_Extracted records_
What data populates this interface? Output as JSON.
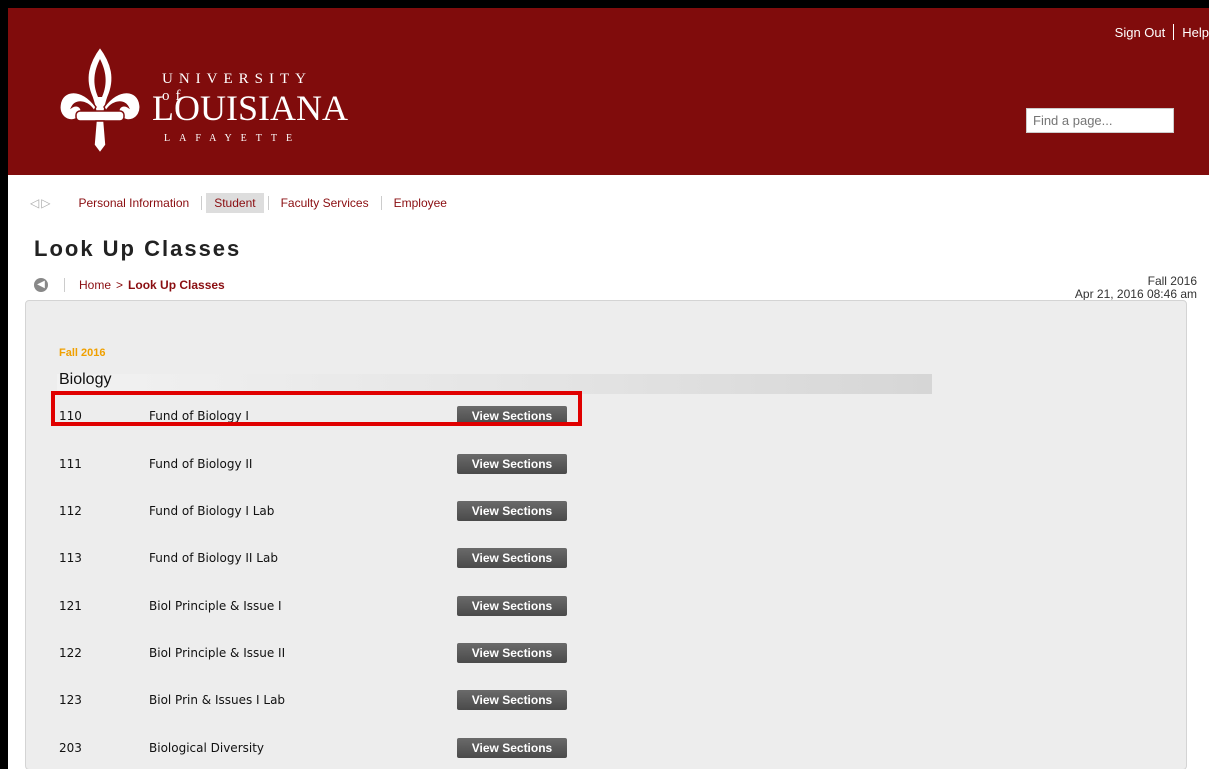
{
  "header": {
    "sign_out": "Sign Out",
    "help": "Help",
    "logo": {
      "line1": "UNIVERSITY of",
      "line2": "LOUISIANA",
      "line3": "LAFAYETTE"
    },
    "search_placeholder": "Find a page..."
  },
  "nav": {
    "items": [
      {
        "label": "Personal Information"
      },
      {
        "label": "Student"
      },
      {
        "label": "Faculty Services"
      },
      {
        "label": "Employee"
      }
    ]
  },
  "page": {
    "title": "Look Up Classes",
    "breadcrumb_home": "Home",
    "breadcrumb_sep": ">",
    "breadcrumb_current": "Look Up Classes",
    "term": "Fall 2016",
    "datetime": "Apr 21, 2016 08:46 am"
  },
  "listing": {
    "term": "Fall 2016",
    "subject": "Biology",
    "courses": [
      {
        "number": "110",
        "title": "Fund of Biology I",
        "button": "View Sections"
      },
      {
        "number": "111",
        "title": "Fund of Biology II",
        "button": "View Sections"
      },
      {
        "number": "112",
        "title": "Fund of Biology I Lab",
        "button": "View Sections"
      },
      {
        "number": "113",
        "title": "Fund of Biology II Lab",
        "button": "View Sections"
      },
      {
        "number": "121",
        "title": "Biol Principle & Issue I",
        "button": "View Sections"
      },
      {
        "number": "122",
        "title": "Biol Principle & Issue II",
        "button": "View Sections"
      },
      {
        "number": "123",
        "title": "Biol Prin & Issues I Lab",
        "button": "View Sections"
      },
      {
        "number": "203",
        "title": "Biological Diversity",
        "button": "View Sections"
      }
    ]
  },
  "colors": {
    "brand": "#800c0c",
    "term_accent": "#f0a000",
    "highlight": "#e00000"
  }
}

_What the task requires_
Restate the records word for word, omitting images.

_The output_
What data populates this interface? Output as JSON.
{
  "header": {
    "sign_out": "Sign Out",
    "help": "Help",
    "logo": {
      "line1": "UNIVERSITY of",
      "line2": "LOUISIANA",
      "line3": "LAFAYETTE"
    },
    "search_placeholder": "Find a page..."
  },
  "nav": {
    "items": [
      {
        "label": "Personal Information"
      },
      {
        "label": "Student"
      },
      {
        "label": "Faculty Services"
      },
      {
        "label": "Employee"
      }
    ]
  },
  "page": {
    "title": "Look Up Classes",
    "breadcrumb_home": "Home",
    "breadcrumb_sep": ">",
    "breadcrumb_current": "Look Up Classes",
    "term": "Fall 2016",
    "datetime": "Apr 21, 2016 08:46 am"
  },
  "listing": {
    "term": "Fall 2016",
    "subject": "Biology",
    "courses": [
      {
        "number": "110",
        "title": "Fund of Biology I",
        "button": "View Sections"
      },
      {
        "number": "111",
        "title": "Fund of Biology II",
        "button": "View Sections"
      },
      {
        "number": "112",
        "title": "Fund of Biology I Lab",
        "button": "View Sections"
      },
      {
        "number": "113",
        "title": "Fund of Biology II Lab",
        "button": "View Sections"
      },
      {
        "number": "121",
        "title": "Biol Principle & Issue I",
        "button": "View Sections"
      },
      {
        "number": "122",
        "title": "Biol Principle & Issue II",
        "button": "View Sections"
      },
      {
        "number": "123",
        "title": "Biol Prin & Issues I Lab",
        "button": "View Sections"
      },
      {
        "number": "203",
        "title": "Biological Diversity",
        "button": "View Sections"
      }
    ]
  },
  "colors": {
    "brand": "#800c0c",
    "term_accent": "#f0a000",
    "highlight": "#e00000"
  }
}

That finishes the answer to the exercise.